- Source

# # #

Comparable Sales Growth
We measure comparable sales growth as the increase or decrease in sales recorded by the comparable base in any reporting period, compared to sales recorded by the comparable base in the prior reporting period. The comparable base includes sales through our locations and through our e-commerce websites and third-party marketplaces. Comparable sales growth is a key measure used by management and our board of directors to assess our financial performance.
Adjusted EBITDA
Adjusted EBITDA is defined as earnings before interest (including amortization of debt issuance costs), taxes, depreciation and amortization, equity-based compensation expense, executive transition costs, severance, strategic project costs, merger and acquisition costs, and other non-recurring, non-cash or discrete items. Adjusted EBITDA is a key measure used by management and our board of directors to assess our financial performance. Adjusted EBITDA is also frequently used by analysts, investors, and other interested parties to evaluate companies in our industry, when considered alongside other GAAP measures. We use Adjusted EBITDA to supplement GAAP measures of performance to evaluate the effectiveness of our business strategies, to make budgeting decisions, and to compare our performance against that of other companies using similar measures.

# # #

- Data entries
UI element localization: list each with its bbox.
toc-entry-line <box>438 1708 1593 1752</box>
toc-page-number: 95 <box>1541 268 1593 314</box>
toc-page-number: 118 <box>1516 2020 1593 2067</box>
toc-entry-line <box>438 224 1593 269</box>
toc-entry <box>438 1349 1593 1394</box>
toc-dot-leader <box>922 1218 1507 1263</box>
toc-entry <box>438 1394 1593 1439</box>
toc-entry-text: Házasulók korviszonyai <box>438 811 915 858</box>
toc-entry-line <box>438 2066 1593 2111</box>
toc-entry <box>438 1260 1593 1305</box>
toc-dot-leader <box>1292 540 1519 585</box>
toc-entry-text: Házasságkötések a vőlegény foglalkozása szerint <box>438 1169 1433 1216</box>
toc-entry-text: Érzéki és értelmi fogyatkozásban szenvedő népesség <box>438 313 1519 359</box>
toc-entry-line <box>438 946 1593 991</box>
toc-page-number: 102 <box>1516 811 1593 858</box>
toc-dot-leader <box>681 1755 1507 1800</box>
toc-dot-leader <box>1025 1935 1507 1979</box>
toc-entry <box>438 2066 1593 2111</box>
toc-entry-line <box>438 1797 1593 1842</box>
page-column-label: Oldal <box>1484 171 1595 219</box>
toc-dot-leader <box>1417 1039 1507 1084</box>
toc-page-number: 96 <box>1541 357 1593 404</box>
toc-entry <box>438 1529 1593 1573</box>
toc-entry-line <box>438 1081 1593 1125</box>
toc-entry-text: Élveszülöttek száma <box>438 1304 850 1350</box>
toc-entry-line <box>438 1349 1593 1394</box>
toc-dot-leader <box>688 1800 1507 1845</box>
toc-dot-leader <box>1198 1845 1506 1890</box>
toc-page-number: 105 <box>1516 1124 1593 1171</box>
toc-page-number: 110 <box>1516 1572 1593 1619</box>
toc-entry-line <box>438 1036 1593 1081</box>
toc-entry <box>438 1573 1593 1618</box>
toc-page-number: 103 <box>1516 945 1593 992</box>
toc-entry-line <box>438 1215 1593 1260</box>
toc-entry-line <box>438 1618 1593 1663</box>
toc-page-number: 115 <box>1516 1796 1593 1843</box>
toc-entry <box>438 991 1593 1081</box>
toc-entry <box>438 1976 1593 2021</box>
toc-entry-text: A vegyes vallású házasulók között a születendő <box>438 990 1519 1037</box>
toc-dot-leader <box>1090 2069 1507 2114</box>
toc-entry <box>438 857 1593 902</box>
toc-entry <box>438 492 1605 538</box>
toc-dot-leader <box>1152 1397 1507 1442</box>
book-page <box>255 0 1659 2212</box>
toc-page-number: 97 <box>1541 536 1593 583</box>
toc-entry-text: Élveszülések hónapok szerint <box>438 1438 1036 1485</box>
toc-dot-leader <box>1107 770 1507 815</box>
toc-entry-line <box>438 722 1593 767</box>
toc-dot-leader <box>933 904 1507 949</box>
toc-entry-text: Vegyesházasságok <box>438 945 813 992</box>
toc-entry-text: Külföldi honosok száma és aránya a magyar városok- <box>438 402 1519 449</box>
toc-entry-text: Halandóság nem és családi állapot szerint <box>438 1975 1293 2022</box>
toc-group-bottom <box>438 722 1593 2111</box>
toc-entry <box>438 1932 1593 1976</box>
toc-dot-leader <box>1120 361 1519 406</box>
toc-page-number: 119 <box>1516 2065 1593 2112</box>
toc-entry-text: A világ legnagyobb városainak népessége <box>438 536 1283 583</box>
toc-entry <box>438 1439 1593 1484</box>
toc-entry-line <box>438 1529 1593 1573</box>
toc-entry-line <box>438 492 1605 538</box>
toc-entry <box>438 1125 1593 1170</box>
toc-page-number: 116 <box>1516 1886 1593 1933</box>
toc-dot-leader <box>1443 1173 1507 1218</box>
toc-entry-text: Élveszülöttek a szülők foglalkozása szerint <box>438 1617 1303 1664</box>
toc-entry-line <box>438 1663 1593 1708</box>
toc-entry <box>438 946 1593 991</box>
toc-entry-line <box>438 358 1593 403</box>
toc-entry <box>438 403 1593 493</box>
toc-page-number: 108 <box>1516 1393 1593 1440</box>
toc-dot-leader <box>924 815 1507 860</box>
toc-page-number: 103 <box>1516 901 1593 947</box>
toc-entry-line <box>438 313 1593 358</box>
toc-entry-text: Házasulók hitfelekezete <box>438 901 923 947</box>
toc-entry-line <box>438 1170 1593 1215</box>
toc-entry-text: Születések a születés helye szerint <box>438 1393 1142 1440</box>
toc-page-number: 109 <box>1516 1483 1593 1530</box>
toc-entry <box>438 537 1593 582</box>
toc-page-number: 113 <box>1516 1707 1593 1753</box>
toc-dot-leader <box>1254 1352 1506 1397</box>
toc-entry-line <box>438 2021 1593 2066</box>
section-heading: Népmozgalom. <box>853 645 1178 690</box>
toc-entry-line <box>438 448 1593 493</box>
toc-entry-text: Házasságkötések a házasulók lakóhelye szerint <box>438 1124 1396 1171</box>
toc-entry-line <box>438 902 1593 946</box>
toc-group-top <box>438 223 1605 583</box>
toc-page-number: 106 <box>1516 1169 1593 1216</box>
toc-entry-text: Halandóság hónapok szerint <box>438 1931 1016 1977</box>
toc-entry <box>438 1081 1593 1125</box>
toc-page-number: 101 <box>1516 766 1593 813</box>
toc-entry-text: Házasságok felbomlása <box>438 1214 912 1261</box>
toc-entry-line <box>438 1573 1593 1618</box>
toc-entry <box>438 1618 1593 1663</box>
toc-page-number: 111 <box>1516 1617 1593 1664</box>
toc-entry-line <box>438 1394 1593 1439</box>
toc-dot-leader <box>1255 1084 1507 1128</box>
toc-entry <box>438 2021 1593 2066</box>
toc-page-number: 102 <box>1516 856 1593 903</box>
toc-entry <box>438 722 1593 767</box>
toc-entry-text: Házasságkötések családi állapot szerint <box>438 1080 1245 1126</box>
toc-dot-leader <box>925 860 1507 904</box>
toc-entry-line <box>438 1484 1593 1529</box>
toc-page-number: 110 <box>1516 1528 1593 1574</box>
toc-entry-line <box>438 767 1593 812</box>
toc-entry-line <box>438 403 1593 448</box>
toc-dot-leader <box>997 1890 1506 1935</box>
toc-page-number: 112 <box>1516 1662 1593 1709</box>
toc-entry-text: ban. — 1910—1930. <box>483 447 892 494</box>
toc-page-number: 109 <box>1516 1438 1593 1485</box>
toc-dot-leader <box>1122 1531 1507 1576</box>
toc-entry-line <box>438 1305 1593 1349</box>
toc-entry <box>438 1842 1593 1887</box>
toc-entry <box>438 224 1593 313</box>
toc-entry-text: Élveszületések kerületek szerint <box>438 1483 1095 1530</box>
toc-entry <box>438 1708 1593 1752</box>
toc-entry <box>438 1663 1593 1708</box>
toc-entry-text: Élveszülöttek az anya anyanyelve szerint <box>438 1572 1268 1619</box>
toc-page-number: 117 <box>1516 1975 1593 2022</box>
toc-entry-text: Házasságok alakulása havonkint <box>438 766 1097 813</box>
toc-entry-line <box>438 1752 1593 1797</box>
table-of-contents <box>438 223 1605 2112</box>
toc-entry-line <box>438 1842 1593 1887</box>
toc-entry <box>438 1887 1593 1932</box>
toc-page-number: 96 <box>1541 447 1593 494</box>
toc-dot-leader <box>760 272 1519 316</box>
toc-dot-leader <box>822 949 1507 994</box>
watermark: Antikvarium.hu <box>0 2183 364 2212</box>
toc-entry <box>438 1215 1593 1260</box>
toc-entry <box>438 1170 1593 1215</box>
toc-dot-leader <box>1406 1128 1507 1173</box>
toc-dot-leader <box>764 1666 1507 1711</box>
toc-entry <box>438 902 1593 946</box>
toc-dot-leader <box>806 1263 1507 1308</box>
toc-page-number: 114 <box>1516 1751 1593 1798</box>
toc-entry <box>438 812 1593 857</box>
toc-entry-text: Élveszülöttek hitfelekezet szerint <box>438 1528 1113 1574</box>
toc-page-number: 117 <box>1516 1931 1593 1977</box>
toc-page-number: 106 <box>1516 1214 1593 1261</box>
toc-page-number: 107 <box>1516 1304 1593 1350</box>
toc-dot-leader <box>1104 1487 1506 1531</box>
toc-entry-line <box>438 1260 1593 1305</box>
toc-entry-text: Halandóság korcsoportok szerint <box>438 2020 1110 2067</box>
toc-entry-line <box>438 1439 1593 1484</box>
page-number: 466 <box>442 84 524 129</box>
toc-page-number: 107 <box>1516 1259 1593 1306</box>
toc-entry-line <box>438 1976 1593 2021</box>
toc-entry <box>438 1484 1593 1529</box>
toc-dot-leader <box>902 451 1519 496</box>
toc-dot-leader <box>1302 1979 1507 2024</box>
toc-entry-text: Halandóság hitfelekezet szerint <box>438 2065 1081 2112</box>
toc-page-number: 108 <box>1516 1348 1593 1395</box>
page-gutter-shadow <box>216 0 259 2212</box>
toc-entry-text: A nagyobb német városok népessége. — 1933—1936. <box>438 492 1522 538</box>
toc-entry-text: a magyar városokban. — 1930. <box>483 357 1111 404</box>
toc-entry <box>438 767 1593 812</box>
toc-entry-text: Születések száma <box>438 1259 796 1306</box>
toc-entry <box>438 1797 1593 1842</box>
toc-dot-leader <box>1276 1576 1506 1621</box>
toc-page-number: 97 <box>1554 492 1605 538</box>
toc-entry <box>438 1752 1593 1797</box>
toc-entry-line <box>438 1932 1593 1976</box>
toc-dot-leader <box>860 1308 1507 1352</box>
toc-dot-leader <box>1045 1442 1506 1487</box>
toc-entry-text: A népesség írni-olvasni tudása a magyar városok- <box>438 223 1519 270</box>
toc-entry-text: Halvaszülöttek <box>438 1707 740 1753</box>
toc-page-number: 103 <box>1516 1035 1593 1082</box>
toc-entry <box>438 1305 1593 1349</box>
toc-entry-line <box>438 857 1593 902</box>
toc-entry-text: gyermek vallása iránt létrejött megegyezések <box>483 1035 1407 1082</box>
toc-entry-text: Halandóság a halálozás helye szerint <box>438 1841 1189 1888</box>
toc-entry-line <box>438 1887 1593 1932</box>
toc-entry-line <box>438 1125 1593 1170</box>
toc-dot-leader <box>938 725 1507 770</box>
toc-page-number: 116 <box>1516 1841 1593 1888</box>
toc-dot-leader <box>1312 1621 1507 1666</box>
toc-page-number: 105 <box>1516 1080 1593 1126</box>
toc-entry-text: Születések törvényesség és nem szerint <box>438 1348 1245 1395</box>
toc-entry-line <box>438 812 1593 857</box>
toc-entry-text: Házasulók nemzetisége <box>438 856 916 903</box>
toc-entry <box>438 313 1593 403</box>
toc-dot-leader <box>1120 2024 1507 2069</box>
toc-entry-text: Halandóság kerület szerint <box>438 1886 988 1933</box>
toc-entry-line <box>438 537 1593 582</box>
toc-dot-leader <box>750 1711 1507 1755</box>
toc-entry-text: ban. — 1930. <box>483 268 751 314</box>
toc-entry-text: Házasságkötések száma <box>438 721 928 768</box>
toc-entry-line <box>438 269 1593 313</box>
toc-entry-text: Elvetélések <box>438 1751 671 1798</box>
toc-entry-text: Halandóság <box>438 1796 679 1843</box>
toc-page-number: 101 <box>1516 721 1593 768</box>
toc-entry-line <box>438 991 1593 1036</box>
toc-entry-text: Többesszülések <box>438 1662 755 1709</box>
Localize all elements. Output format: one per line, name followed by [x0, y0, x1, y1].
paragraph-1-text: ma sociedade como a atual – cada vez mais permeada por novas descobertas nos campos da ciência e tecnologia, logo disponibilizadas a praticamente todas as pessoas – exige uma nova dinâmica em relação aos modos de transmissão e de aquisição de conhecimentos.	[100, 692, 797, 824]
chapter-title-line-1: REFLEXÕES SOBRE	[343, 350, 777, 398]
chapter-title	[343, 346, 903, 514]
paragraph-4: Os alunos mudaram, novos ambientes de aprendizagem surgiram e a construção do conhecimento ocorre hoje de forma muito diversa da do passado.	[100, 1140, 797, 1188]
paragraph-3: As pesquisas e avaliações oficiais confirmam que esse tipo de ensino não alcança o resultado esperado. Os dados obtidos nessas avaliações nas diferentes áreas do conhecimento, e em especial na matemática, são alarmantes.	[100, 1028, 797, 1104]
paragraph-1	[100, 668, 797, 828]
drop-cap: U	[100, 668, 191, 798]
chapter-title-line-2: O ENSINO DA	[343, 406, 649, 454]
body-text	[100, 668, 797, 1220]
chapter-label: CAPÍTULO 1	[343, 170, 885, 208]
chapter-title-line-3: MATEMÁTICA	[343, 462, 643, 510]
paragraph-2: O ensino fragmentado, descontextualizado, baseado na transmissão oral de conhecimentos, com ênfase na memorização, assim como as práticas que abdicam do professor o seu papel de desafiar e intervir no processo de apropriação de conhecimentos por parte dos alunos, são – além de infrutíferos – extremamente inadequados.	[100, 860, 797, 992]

# # #

- Request
Could you carry on the passage defining comparable sales growth and Adjusted EBITDA from where it stops? The data plays no part here.

- In response
Adjusted EBITDA is not a recognized measure of financial performance under GAAP but is used by some investors to determine a company’s ability to service or incur indebtedness. Adjusted EBITDA is not calculated in the same manner by all companies, and accordingly, is not necessarily comparable to similarly titled measures of other companies and may not be an appropriate measure for performance relative to other companies. Adjusted EBITDA should not be construed as an indicator of a company’s operating performance in isolation from, or as a substitute for, net income (loss), cash flows from operations or cash flow data, all of which are prepared in accordance with GAAP. We have presented Adjusted EBITDA solely as supplemental disclosure because we believe it allows for a more complete analysis of results of operations. Adjusted EBITDA is not intended to represent, and should not be considered more meaningful than, or as an alternative to, measures of operating performance as determined in accordance with GAAP. In the future, we may incur expenses or charges such as those added back to calculate Adjusted EBITDA. Our presentation of Adjusted EBITDA should not be construed as an inference that our future results will be unaffected by these items.
Adjusted Net Income (Loss) and Adjusted Diluted Earnings (Loss) per Share
Adjusted net income (loss) and Adjusted diluted earnings (loss) per share are additional key measures used by management and our board of directors to assess our financial performance. Adjusted net income (loss) and Adjusted diluted earnings (loss) per share are also frequently used by analysts, investors, and other interested parties to evaluate companies in our industry, when considered alongside other GAAP measures.
Adjusted net income (loss) is defined as net income (loss) adjusted to exclude equity-based compensation expense, executive transition costs, severance, strategic project costs, merger and acquisition costs, change in valuation allowance for deferred taxes, and other non-recurring, non-cash, or discrete items. Adjusted diluted earnings per share is defined as Adjusted net income (loss) divided by the diluted weighted average number of common shares outstanding.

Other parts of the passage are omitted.